> _Short problem_
Set down each record below precisely, skipping the pictures.

> _Task data_
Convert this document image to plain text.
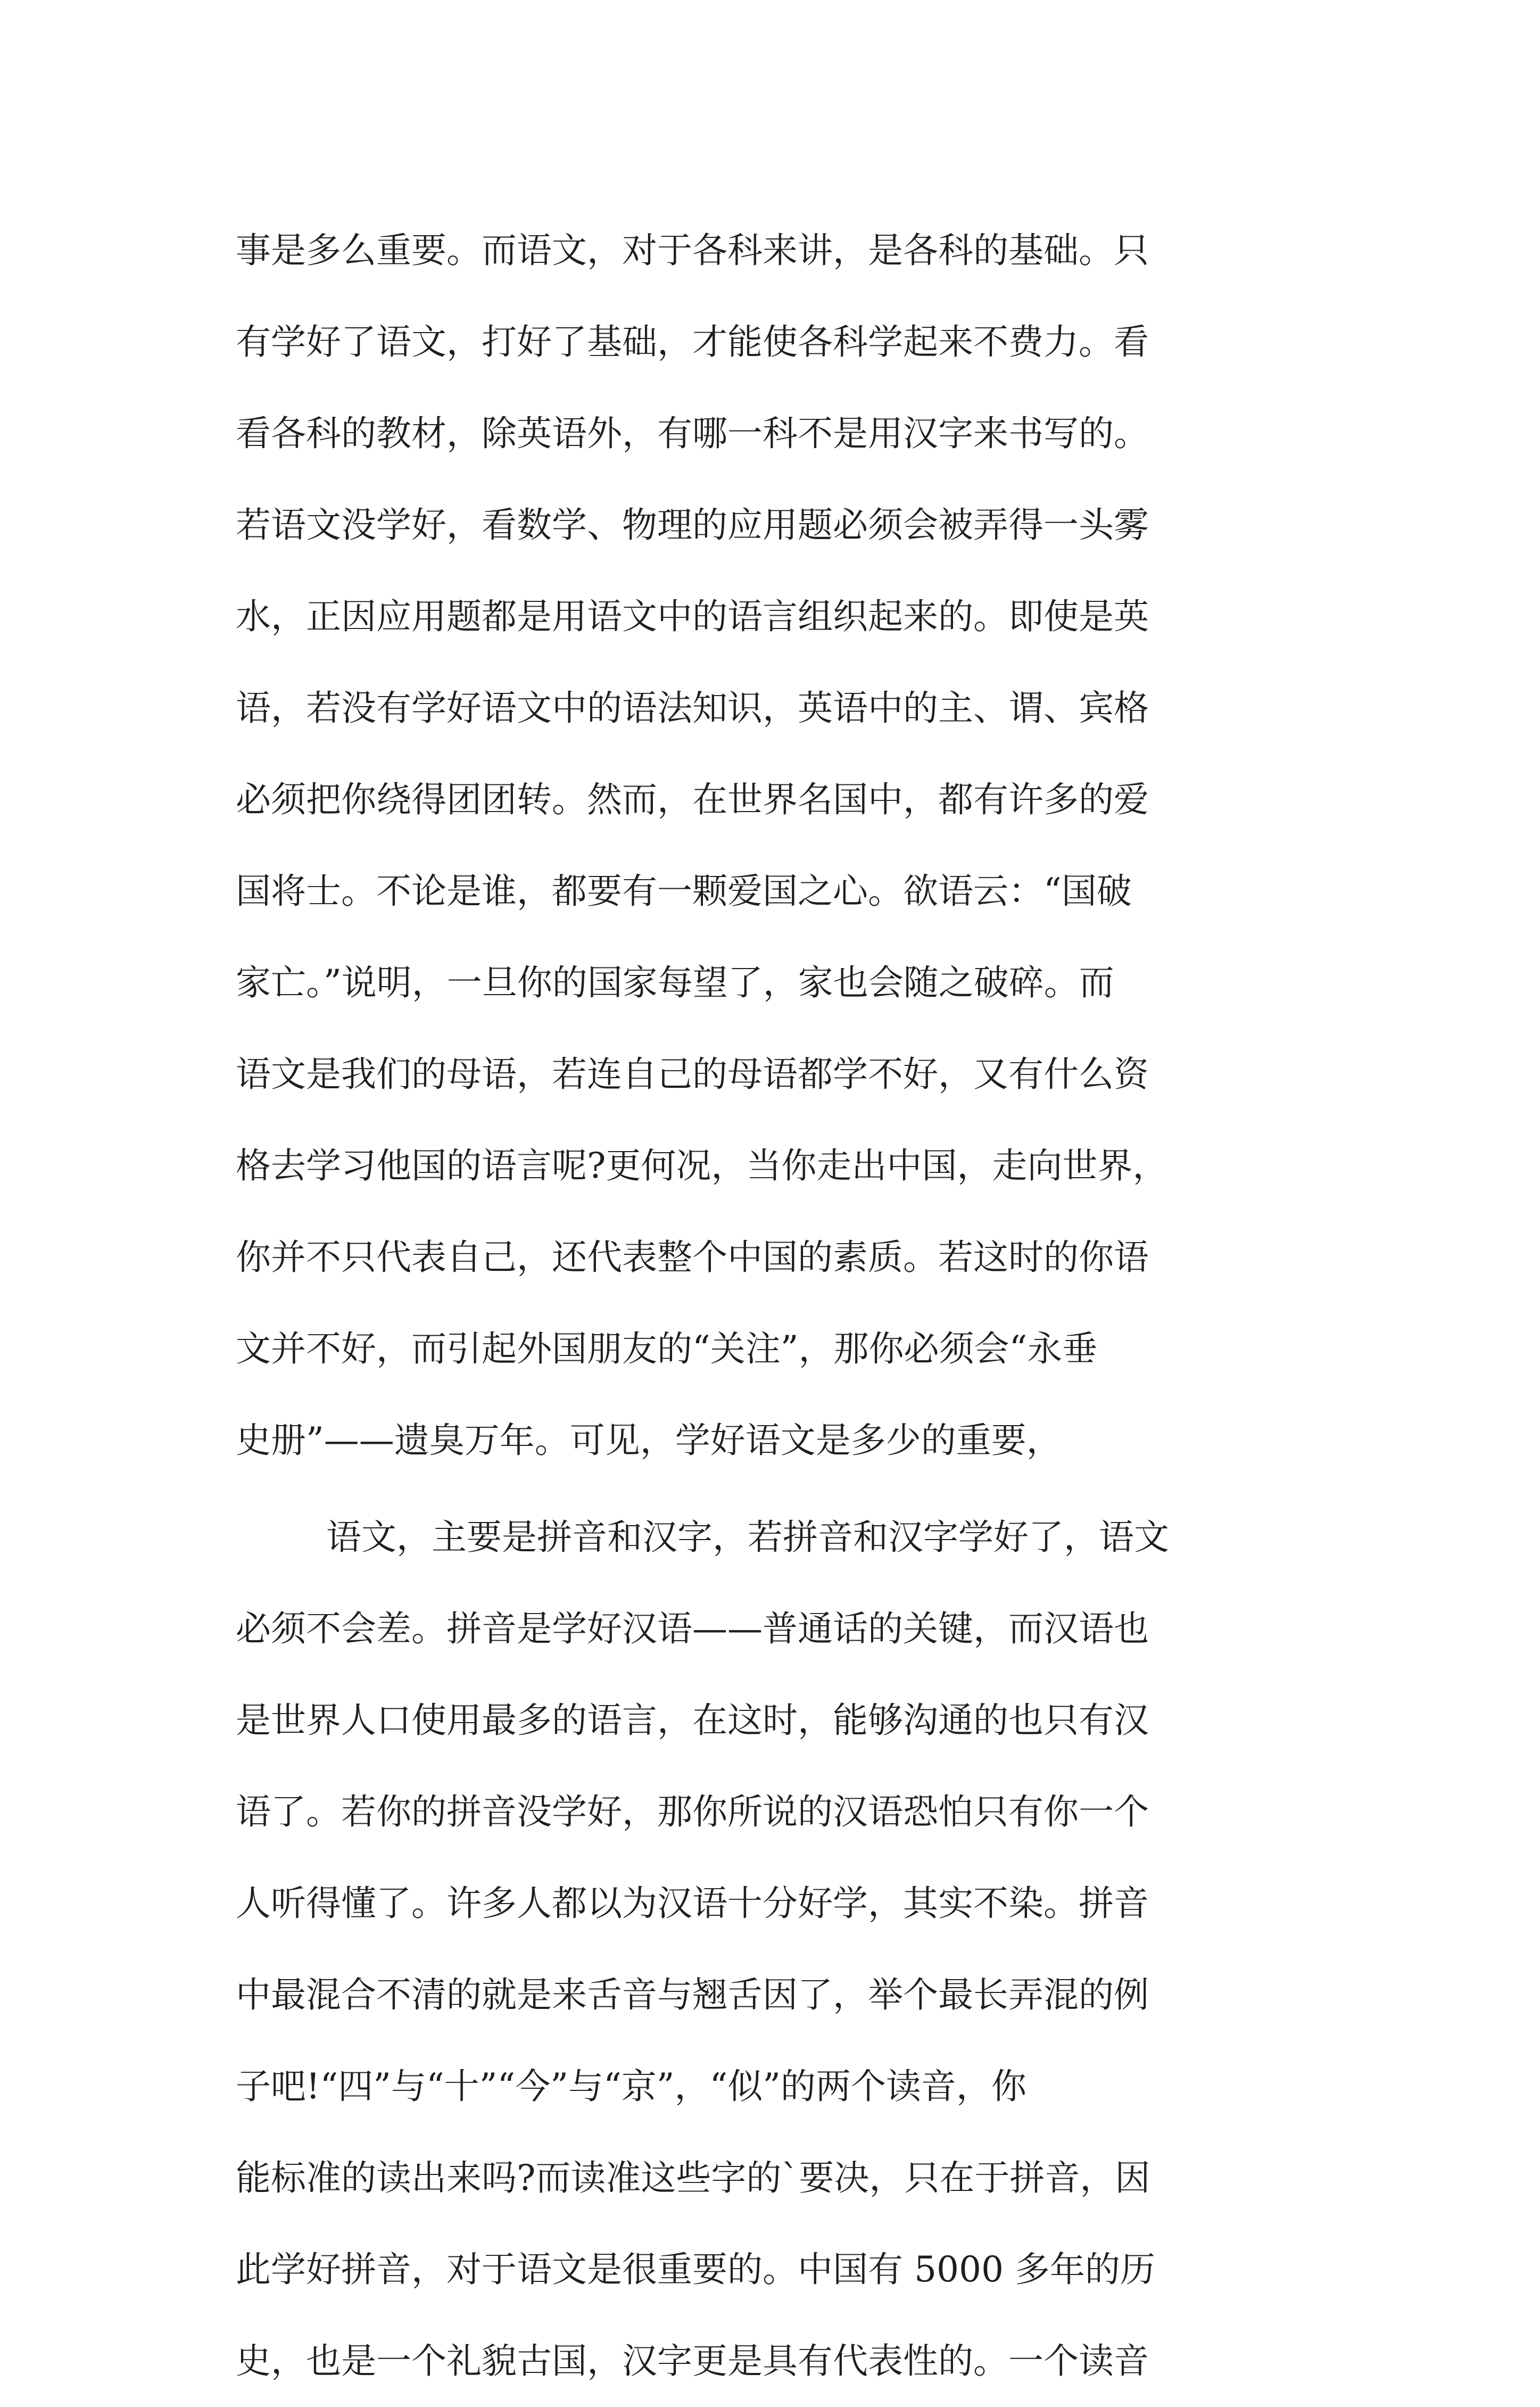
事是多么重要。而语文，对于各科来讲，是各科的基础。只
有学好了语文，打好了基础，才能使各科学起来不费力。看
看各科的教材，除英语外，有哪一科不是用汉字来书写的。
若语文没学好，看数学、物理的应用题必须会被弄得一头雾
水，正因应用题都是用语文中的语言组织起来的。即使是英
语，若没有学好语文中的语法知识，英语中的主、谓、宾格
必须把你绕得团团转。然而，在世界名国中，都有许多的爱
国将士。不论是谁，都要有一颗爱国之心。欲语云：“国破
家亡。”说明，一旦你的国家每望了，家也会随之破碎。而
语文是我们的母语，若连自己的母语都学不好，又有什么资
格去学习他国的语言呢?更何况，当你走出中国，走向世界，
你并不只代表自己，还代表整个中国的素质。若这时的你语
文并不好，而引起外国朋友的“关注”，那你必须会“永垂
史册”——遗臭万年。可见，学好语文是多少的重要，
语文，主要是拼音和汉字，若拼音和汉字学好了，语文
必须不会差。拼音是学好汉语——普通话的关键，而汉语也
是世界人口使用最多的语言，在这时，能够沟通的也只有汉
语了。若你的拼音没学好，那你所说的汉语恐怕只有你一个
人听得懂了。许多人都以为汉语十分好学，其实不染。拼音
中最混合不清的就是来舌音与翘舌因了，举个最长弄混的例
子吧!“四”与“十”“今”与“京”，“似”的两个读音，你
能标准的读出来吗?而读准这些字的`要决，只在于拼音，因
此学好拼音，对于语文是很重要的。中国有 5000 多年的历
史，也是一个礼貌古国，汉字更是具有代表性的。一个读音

> _Result of the exercise_
Convert this document image to plain text.
事是多么重要。而语文，对于各科来讲，是各科的基础。只
有学好了语文，打好了基础，才能使各科学起来不费力。看
看各科的教材，除英语外，有哪一科不是用汉字来书写的。
若语文没学好，看数学、物理的应用题必须会被弄得一头雾
水，正因应用题都是用语文中的语言组织起来的。即使是英
语，若没有学好语文中的语法知识，英语中的主、谓、宾格
必须把你绕得团团转。然而，在世界名国中，都有许多的爱
国将士。不论是谁，都要有一颗爱国之心。欲语云：“国破
家亡。”说明，一旦你的国家每望了，家也会随之破碎。而
语文是我们的母语，若连自己的母语都学不好，又有什么资
格去学习他国的语言呢?更何况，当你走出中国，走向世界，
你并不只代表自己，还代表整个中国的素质。若这时的你语
文并不好，而引起外国朋友的“关注”，那你必须会“永垂
史册”——遗臭万年。可见，学好语文是多少的重要，
语文，主要是拼音和汉字，若拼音和汉字学好了，语文
必须不会差。拼音是学好汉语——普通话的关键，而汉语也
是世界人口使用最多的语言，在这时，能够沟通的也只有汉
语了。若你的拼音没学好，那你所说的汉语恐怕只有你一个
人听得懂了。许多人都以为汉语十分好学，其实不染。拼音
中最混合不清的就是来舌音与翘舌因了，举个最长弄混的例
子吧!“四”与“十”“今”与“京”，“似”的两个读音，你
能标准的读出来吗?而读准这些字的`要决，只在于拼音，因
此学好拼音，对于语文是很重要的。中国有 5000 多年的历
史，也是一个礼貌古国，汉字更是具有代表性的。一个读音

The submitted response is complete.